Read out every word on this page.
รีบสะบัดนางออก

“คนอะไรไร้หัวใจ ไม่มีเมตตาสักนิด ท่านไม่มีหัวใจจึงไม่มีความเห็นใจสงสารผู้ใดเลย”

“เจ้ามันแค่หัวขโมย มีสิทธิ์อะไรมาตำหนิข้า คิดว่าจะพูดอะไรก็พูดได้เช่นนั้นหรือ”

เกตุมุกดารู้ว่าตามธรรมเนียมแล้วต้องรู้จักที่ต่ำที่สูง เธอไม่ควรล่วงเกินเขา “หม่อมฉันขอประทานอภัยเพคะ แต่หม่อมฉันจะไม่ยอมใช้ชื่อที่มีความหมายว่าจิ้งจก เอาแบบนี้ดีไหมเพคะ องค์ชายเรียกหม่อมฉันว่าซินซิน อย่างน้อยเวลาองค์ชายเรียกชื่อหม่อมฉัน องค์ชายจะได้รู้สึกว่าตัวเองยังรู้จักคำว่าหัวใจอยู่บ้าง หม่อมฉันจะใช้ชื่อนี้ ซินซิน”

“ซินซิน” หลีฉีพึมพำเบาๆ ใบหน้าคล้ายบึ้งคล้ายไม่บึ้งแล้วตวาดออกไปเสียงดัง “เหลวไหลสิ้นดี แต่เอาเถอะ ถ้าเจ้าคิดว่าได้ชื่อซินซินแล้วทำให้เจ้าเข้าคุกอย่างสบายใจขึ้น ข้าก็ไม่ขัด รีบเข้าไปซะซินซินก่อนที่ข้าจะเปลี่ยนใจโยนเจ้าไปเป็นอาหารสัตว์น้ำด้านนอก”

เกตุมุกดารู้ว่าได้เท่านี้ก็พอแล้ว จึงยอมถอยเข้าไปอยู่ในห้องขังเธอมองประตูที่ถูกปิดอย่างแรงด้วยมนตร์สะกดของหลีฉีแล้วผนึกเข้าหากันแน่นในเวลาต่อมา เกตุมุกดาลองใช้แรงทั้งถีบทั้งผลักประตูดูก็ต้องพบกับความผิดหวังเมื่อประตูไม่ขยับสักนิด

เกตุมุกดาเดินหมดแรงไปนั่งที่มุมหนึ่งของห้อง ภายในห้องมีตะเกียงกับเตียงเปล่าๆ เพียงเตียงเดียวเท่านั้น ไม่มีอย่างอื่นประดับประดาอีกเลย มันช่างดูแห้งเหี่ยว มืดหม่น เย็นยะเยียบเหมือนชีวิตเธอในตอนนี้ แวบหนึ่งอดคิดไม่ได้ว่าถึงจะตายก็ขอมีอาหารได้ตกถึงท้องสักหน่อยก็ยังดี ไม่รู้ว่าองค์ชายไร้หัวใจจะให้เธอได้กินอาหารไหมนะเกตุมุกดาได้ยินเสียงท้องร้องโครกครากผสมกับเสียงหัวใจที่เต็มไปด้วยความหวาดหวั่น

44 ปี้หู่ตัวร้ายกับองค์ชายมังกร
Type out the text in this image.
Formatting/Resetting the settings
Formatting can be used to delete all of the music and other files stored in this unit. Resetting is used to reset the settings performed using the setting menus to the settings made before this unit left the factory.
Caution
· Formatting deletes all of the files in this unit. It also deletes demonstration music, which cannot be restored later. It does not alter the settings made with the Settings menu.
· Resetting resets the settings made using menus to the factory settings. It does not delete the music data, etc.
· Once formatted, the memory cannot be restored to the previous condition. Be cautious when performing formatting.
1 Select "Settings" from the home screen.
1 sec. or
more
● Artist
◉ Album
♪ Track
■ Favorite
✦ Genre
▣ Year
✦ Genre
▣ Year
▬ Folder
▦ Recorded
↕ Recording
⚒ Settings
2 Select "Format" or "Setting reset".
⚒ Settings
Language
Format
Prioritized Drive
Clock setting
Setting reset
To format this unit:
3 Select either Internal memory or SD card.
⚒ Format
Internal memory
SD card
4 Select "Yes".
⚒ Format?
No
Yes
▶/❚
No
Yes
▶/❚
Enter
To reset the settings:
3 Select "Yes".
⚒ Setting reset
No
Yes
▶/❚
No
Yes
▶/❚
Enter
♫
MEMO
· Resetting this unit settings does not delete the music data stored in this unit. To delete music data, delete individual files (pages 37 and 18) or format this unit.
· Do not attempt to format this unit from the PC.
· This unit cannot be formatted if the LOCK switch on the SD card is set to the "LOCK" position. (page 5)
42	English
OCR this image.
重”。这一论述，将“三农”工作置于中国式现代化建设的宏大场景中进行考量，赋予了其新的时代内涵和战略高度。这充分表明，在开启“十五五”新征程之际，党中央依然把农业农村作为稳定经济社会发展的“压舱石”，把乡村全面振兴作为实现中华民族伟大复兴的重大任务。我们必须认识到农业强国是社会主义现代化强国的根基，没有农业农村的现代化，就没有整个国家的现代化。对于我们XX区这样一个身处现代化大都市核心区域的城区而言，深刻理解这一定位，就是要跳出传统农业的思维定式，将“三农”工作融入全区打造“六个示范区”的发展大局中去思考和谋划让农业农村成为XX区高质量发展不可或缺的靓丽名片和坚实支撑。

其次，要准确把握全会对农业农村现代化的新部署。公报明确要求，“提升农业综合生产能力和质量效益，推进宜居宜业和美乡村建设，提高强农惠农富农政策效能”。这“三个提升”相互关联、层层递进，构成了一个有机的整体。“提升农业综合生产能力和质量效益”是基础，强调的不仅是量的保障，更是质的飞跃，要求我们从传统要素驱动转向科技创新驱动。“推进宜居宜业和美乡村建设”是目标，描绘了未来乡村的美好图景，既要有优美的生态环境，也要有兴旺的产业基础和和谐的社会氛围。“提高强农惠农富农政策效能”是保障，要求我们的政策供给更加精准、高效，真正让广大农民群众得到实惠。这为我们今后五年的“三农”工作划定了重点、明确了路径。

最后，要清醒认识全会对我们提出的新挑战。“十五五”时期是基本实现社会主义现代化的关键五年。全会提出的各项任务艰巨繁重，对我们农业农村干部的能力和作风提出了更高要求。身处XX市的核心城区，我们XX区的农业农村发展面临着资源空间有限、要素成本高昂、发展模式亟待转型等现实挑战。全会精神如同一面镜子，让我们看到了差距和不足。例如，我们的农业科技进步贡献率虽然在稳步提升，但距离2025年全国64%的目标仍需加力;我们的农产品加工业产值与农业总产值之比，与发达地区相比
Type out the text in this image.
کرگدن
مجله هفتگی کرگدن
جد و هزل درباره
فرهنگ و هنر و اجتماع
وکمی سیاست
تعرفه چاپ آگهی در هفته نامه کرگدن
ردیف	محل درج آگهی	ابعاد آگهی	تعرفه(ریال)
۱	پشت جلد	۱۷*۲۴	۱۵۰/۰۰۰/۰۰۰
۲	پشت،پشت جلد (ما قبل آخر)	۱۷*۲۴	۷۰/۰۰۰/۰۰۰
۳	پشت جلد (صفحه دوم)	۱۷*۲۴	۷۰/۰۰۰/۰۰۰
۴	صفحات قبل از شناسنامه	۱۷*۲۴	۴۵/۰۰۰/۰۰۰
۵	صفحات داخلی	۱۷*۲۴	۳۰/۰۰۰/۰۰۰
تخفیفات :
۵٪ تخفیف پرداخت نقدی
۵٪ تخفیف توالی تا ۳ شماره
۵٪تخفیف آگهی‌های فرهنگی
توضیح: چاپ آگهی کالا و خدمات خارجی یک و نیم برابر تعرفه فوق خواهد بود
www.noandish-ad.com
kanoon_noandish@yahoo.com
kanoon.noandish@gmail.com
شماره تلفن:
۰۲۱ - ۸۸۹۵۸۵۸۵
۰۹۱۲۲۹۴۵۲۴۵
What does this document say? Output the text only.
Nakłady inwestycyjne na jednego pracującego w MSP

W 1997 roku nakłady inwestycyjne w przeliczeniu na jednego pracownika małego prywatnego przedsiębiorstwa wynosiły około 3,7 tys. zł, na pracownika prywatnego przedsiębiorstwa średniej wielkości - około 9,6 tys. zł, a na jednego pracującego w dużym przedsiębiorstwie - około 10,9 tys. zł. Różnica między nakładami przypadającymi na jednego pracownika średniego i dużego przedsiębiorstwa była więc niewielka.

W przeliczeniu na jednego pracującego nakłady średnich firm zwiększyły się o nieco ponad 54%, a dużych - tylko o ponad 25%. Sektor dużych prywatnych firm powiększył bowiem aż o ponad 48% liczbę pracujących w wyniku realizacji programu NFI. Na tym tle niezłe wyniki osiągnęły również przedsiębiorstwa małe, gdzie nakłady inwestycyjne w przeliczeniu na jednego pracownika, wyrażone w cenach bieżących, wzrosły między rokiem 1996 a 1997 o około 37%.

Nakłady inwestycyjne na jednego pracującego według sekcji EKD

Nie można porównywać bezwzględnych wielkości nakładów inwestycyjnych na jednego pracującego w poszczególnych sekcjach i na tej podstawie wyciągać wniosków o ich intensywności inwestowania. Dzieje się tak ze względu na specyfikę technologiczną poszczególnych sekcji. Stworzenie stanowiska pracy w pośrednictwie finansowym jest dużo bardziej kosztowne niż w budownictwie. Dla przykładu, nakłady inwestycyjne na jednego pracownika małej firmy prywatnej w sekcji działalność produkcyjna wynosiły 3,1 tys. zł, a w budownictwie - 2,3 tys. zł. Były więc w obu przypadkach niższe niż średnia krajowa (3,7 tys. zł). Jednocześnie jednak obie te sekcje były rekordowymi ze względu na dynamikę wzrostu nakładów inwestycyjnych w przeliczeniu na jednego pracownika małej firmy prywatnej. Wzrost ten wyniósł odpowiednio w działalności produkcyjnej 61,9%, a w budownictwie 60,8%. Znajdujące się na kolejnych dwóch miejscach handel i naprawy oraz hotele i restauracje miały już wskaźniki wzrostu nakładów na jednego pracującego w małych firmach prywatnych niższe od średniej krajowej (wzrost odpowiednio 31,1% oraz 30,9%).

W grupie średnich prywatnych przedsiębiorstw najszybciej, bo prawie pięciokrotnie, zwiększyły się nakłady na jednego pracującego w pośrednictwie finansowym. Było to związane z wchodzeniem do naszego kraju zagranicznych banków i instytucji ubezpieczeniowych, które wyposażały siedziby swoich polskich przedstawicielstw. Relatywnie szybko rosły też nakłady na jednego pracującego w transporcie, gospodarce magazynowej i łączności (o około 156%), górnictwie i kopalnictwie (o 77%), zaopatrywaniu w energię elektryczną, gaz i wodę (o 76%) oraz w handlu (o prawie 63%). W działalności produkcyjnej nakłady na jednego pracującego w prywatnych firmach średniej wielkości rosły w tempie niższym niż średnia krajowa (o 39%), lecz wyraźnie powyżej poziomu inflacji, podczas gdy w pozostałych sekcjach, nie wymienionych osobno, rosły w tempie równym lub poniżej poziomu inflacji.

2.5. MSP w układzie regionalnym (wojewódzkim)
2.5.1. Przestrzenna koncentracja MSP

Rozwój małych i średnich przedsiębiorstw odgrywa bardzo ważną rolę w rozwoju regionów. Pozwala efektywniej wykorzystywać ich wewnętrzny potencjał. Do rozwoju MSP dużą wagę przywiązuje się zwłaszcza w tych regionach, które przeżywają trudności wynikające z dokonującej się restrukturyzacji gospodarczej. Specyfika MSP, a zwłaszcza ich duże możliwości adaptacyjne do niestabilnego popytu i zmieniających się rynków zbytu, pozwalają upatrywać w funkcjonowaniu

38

+---+

Exercise brief → Each line that holds the word "menus" should be extracted from the records.

Response to the task →
Formatting can be used to delete all of the music and other files stored in this unit. Resetting is used to reset the settings performed using the setting menus to the settings made before this unit left the factory.
· Resetting resets the settings made using menus to the factory settings. It does not delete the music data, etc.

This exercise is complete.